* _TASK TO CARRY OUT_
All of the data should be output character for character, except the pictures.

* _RECORDS PROVIDED_

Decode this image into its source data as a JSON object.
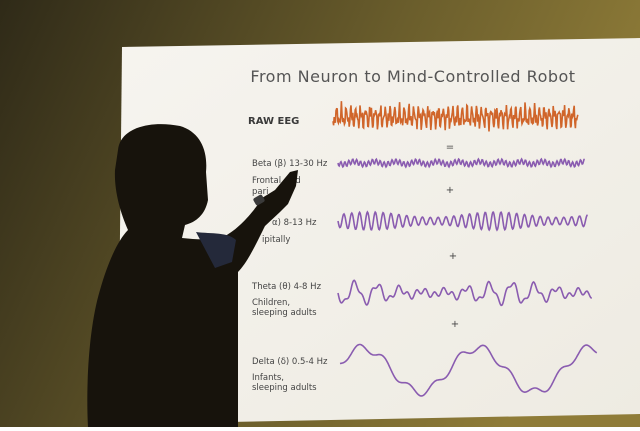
{
  "slide": {
    "title": "From Neuron to Mind-Controlled Robot",
    "raw_label": "RAW EEG",
    "equals": "=",
    "bands": [
      {
        "name": "Beta (β)  13-30 Hz",
        "note_lines": [
          "Frontal",
          "nd",
          "pari"
        ]
      },
      {
        "name": "α)  8-13 Hz",
        "note_lines": [
          "ipitally"
        ]
      },
      {
        "name": "Theta (θ)   4-8 Hz",
        "note_lines": [
          "Children,",
          "sleeping adults"
        ]
      },
      {
        "name": "Delta (δ)  0.5-4 Hz",
        "note_lines": [
          "Infants,",
          "sleeping adults"
        ]
      }
    ],
    "plus": [
      "+",
      "+",
      "+"
    ]
  }
}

* _ANSWER FOR THE TASK_
Decode this image into its source data as a JSON object.
{
  "slide": {
    "title": "From Neuron to Mind-Controlled Robot",
    "raw_label": "RAW EEG",
    "equals": "=",
    "bands": [
      {
        "name": "Beta (β)  13-30 Hz",
        "note_lines": [
          "Frontal",
          "nd",
          "pari"
        ]
      },
      {
        "name": "α)  8-13 Hz",
        "note_lines": [
          "ipitally"
        ]
      },
      {
        "name": "Theta (θ)   4-8 Hz",
        "note_lines": [
          "Children,",
          "sleeping adults"
        ]
      },
      {
        "name": "Delta (δ)  0.5-4 Hz",
        "note_lines": [
          "Infants,",
          "sleeping adults"
        ]
      }
    ],
    "plus": [
      "+",
      "+",
      "+"
    ]
  }
}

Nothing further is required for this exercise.